▸ **PROBLEM REQUIREMENTS**: Collect all lines from the records below that include the word "eronneiden".

▸ **DATA TO PROCESS**:
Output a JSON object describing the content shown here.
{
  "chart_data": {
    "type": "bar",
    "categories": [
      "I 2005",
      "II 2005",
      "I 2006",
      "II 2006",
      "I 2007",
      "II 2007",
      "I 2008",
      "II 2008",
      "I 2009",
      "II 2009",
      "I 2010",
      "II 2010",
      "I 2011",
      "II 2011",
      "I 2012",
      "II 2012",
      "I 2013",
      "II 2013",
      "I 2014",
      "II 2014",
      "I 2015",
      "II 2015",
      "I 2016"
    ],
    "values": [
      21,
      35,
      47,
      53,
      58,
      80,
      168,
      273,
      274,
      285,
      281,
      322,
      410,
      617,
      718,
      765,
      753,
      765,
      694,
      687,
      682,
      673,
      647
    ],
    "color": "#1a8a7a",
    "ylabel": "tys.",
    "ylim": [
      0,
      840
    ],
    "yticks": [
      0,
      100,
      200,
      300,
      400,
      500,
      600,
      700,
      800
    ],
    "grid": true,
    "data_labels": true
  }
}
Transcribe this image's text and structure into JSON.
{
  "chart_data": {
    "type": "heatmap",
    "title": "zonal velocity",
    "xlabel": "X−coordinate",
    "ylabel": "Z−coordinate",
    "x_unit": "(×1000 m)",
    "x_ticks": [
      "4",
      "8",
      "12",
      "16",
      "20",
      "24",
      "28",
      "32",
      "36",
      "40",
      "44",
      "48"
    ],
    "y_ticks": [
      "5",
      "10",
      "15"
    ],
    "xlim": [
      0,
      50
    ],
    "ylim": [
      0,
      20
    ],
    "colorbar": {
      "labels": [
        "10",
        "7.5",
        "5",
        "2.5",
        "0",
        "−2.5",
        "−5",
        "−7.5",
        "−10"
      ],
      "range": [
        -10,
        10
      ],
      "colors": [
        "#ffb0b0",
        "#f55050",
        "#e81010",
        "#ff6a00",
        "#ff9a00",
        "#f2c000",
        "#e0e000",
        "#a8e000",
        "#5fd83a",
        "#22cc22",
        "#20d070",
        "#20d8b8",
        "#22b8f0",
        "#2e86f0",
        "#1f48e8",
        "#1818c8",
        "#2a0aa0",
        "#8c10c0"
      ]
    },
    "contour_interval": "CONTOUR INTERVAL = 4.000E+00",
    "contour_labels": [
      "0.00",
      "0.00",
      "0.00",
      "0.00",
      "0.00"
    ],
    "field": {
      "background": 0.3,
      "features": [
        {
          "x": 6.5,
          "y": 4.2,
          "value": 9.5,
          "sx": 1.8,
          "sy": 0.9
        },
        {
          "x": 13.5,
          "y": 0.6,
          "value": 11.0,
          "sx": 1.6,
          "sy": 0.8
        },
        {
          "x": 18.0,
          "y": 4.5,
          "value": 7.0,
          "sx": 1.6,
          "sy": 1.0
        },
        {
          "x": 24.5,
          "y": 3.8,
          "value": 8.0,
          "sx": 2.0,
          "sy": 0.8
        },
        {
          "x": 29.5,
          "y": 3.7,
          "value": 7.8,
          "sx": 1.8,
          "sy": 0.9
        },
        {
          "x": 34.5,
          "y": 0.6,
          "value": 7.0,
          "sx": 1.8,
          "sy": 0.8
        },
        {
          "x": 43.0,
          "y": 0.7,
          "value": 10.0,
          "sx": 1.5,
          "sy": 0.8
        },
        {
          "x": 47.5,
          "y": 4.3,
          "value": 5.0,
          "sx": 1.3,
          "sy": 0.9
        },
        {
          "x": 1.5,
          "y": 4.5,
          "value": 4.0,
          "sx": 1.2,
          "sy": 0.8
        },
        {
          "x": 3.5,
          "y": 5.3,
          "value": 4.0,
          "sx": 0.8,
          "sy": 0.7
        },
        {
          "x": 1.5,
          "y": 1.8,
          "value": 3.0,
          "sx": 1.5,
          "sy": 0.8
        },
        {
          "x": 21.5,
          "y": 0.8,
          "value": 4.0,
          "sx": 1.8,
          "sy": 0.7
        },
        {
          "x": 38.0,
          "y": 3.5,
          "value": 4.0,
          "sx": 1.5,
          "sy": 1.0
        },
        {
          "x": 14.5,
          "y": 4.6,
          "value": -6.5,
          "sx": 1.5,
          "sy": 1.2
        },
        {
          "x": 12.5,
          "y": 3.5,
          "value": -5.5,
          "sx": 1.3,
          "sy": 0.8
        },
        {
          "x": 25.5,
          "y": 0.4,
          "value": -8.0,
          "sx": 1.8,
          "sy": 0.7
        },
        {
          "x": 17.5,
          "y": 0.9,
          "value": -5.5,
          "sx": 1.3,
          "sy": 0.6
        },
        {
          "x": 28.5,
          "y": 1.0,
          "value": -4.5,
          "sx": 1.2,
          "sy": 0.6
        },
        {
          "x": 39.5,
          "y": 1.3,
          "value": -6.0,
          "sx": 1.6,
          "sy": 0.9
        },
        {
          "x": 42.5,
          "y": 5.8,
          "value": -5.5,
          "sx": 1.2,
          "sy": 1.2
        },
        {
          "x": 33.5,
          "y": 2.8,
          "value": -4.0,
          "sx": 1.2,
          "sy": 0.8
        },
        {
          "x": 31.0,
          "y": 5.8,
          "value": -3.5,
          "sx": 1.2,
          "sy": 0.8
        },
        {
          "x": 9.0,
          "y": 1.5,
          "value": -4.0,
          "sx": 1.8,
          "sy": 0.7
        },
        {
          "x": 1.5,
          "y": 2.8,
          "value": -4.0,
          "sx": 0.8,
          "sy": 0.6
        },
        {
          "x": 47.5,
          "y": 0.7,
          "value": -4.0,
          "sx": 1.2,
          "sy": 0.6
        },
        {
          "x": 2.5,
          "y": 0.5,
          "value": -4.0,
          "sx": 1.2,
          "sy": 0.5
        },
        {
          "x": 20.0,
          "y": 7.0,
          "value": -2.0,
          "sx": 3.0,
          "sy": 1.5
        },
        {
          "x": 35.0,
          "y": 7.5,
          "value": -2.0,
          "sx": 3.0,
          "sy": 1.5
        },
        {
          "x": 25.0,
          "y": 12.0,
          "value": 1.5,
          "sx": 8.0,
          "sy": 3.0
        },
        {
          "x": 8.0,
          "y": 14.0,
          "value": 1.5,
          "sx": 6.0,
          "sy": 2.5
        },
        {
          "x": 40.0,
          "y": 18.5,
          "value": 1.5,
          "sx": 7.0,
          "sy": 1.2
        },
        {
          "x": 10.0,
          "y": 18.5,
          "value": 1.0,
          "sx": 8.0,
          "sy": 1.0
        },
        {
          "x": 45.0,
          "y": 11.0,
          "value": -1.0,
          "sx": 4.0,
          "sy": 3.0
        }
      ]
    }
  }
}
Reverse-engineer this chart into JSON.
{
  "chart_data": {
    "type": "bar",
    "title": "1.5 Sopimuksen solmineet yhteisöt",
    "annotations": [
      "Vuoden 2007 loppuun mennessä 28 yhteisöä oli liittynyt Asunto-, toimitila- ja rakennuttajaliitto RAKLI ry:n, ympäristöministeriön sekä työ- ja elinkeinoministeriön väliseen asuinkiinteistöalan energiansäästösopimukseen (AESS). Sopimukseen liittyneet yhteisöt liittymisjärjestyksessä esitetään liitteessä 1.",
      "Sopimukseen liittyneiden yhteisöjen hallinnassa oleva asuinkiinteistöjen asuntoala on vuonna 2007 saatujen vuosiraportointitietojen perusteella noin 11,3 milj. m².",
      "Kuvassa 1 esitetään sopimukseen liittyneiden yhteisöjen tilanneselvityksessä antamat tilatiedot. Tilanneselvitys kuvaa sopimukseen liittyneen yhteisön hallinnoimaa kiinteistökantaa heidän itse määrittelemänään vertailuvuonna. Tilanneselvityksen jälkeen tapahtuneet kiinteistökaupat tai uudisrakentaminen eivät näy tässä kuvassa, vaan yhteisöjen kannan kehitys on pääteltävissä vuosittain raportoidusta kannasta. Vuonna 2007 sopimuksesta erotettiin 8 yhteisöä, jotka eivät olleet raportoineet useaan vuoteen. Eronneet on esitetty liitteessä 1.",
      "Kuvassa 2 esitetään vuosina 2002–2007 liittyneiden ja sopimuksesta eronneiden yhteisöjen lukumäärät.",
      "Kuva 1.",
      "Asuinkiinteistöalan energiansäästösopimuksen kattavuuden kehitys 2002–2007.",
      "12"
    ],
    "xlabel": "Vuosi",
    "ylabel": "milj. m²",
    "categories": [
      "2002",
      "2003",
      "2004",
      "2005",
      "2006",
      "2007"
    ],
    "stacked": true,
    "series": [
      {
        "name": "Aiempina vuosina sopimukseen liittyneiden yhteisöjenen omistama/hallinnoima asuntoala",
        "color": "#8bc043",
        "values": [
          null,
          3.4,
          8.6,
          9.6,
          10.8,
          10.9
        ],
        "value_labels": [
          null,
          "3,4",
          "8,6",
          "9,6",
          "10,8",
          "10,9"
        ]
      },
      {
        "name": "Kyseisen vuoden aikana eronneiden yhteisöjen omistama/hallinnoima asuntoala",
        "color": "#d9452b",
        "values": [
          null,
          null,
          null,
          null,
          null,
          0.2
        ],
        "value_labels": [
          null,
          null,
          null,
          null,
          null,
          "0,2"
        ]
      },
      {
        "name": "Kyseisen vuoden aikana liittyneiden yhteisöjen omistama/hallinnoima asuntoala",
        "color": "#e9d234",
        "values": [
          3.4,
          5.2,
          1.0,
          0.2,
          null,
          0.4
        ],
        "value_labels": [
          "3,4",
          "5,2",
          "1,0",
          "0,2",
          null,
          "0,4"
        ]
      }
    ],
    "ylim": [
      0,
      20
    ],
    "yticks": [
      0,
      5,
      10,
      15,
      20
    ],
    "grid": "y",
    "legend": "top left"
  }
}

▸ **EXERCISE ANSWER**:
      "Kuvassa 2 esitetään vuosina 2002–2007 liittyneiden ja sopimuksesta eronneiden yhteisöjen lukumäärät.",
        "name": "Kyseisen vuoden aikana eronneiden yhteisöjen omistama/hallinnoima asuntoala",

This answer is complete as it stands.